━━━━━ ITEMS

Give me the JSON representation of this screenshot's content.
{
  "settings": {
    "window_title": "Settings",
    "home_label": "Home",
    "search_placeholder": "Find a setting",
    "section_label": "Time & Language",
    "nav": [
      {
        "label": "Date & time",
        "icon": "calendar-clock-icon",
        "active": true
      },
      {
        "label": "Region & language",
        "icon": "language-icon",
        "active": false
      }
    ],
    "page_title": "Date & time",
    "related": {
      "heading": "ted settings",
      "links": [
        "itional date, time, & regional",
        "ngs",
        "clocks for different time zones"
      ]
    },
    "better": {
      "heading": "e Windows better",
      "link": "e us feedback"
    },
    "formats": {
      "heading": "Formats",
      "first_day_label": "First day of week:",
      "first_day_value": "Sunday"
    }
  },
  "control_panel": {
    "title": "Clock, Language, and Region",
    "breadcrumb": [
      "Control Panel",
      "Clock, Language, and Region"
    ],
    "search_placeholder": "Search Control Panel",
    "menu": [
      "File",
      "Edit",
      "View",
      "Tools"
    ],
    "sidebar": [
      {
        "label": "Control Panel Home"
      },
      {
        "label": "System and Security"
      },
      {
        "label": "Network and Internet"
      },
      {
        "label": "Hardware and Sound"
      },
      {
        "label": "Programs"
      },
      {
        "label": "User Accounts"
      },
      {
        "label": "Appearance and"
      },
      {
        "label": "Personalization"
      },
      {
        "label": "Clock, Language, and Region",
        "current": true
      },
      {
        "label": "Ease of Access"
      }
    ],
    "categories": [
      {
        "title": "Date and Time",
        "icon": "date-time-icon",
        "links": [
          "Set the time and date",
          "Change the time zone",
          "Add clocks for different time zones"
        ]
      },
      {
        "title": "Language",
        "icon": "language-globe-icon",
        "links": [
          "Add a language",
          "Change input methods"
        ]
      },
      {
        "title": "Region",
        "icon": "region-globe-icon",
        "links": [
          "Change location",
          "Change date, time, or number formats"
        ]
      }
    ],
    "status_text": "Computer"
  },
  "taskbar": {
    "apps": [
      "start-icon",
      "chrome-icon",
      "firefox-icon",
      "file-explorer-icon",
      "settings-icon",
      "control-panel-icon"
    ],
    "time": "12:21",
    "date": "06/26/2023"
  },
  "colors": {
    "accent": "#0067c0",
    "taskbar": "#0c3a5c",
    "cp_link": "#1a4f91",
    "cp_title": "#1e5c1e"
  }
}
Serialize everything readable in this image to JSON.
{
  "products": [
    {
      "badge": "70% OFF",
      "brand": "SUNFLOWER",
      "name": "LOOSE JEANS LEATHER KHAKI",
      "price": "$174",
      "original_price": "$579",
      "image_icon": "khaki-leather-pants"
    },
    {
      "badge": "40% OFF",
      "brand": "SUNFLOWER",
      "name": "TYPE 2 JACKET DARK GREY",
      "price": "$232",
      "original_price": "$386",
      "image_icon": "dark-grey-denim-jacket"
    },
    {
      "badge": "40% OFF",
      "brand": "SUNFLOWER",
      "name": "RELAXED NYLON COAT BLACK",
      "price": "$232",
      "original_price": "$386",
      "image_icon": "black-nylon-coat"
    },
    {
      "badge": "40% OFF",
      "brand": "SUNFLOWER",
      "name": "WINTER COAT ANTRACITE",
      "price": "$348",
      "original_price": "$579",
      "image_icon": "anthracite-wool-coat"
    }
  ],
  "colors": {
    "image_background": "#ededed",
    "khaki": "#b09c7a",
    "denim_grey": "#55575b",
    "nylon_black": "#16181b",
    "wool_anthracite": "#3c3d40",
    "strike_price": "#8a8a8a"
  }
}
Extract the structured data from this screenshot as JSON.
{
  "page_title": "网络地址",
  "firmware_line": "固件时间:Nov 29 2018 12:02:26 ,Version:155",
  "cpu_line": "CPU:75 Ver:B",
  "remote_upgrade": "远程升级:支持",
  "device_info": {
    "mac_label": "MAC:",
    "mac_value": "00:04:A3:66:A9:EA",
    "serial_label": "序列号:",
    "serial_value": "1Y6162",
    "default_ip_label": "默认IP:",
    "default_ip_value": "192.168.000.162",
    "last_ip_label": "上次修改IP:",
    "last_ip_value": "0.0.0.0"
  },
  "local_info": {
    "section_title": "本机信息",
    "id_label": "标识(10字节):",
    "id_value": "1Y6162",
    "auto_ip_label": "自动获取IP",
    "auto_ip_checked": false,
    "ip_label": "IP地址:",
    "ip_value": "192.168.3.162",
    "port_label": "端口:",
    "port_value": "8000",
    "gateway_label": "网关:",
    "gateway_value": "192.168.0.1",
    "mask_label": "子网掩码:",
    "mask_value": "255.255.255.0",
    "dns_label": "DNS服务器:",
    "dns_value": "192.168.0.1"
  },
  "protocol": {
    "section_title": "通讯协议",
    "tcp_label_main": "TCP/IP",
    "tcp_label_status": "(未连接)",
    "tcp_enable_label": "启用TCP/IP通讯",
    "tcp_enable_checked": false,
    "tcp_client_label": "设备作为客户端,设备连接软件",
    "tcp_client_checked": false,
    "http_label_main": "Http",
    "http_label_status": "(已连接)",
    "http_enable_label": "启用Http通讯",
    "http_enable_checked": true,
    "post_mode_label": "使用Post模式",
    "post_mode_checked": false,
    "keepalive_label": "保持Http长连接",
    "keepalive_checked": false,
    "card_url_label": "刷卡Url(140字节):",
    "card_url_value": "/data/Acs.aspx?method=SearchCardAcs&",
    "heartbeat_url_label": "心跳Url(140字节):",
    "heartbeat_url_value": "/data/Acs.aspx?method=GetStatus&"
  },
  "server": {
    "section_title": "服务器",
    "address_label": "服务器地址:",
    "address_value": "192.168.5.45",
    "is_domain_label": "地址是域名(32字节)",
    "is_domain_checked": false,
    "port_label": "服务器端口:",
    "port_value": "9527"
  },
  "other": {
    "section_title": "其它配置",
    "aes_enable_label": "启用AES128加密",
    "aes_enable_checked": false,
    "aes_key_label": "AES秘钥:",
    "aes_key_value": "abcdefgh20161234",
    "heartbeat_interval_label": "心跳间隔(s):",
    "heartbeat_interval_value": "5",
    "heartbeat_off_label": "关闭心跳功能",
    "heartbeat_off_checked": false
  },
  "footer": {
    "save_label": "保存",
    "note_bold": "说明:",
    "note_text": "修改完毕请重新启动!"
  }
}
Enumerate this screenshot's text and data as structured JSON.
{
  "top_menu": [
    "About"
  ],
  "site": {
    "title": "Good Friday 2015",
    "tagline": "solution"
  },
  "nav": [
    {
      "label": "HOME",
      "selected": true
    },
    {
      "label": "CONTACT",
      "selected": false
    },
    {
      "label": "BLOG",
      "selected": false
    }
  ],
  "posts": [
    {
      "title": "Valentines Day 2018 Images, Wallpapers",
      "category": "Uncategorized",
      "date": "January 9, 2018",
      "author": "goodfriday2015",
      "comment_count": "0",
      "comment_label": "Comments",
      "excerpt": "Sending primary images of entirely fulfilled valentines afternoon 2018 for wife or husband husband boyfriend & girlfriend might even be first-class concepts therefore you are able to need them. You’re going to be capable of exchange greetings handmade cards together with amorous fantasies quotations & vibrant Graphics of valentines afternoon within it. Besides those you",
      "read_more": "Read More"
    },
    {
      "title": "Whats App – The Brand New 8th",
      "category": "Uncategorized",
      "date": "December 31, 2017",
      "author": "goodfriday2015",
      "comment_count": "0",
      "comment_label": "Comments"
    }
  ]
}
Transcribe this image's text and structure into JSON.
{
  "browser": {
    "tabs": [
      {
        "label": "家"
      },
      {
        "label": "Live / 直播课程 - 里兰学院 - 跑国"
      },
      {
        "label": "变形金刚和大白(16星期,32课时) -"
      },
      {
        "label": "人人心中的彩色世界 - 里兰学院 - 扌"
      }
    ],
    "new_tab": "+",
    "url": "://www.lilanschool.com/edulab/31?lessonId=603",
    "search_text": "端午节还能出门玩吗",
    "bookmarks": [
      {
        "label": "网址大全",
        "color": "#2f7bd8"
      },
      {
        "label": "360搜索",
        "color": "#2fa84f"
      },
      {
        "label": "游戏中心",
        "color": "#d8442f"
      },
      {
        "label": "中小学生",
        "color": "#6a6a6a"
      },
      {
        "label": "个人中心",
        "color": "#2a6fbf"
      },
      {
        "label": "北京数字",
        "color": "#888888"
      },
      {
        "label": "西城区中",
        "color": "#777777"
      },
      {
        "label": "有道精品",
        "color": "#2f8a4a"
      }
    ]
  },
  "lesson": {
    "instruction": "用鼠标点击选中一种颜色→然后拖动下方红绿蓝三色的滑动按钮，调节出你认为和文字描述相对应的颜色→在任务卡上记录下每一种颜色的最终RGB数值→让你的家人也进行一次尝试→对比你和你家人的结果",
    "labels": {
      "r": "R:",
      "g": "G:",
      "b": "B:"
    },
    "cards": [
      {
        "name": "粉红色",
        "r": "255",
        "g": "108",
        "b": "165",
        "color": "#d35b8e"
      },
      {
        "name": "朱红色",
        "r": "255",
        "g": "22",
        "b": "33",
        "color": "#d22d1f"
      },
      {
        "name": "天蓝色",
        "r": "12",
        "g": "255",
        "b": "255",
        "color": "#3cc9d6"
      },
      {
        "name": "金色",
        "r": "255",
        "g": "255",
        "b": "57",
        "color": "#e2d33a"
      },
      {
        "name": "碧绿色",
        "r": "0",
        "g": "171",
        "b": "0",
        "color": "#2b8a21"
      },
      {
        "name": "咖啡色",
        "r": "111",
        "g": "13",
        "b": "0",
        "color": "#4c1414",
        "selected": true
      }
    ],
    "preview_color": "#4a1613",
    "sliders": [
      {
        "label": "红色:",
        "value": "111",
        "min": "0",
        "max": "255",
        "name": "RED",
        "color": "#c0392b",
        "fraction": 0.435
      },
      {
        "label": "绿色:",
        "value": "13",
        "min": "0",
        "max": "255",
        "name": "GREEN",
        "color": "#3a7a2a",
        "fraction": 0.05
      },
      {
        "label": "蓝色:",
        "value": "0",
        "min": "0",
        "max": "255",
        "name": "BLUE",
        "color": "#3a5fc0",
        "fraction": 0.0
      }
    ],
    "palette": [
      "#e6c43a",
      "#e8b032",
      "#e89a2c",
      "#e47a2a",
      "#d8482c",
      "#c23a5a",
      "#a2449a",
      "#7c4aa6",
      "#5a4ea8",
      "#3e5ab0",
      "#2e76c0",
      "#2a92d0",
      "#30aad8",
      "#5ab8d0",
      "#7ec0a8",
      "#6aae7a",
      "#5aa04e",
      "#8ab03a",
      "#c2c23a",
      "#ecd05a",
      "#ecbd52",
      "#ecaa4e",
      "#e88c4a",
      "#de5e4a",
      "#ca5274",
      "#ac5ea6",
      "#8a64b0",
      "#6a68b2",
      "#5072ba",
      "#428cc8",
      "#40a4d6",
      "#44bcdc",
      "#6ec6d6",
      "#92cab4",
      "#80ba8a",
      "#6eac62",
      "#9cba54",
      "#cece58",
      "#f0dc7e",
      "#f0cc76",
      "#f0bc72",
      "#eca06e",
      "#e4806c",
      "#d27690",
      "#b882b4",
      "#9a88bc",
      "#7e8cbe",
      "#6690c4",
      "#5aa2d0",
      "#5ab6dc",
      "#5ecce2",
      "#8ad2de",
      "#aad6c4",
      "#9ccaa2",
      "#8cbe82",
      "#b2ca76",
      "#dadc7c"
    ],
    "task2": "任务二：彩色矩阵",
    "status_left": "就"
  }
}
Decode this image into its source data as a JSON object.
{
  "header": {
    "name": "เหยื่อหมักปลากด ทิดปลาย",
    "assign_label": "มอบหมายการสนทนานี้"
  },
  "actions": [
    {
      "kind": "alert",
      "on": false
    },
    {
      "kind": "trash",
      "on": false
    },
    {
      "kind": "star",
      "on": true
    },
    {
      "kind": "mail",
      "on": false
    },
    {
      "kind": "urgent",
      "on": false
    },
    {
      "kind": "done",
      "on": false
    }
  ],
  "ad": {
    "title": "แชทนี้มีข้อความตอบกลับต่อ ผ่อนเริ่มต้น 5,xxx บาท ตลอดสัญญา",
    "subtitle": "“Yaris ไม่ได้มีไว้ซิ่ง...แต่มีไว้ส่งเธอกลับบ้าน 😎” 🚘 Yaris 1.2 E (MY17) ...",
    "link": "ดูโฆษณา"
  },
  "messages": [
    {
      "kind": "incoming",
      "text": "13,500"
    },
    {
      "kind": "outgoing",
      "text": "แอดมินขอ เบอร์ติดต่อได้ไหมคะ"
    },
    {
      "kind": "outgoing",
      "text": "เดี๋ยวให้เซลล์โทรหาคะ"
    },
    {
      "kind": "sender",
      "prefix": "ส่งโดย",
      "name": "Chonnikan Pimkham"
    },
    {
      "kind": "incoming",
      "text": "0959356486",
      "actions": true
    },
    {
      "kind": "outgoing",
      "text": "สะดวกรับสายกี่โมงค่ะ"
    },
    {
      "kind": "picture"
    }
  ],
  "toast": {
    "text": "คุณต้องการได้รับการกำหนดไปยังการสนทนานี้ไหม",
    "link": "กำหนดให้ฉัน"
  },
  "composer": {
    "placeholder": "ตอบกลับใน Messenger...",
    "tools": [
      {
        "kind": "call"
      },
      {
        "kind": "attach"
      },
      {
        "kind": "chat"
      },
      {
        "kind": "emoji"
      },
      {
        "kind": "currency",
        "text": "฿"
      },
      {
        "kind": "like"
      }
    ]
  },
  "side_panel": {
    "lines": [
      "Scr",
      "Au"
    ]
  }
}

━━━━━━━━━━

● **YOUR GOAL**
Copy each line above that contains the word "clocks".

● **THE SOLUTION**
        "clocks for different time zones"
          "Add clocks for different time zones"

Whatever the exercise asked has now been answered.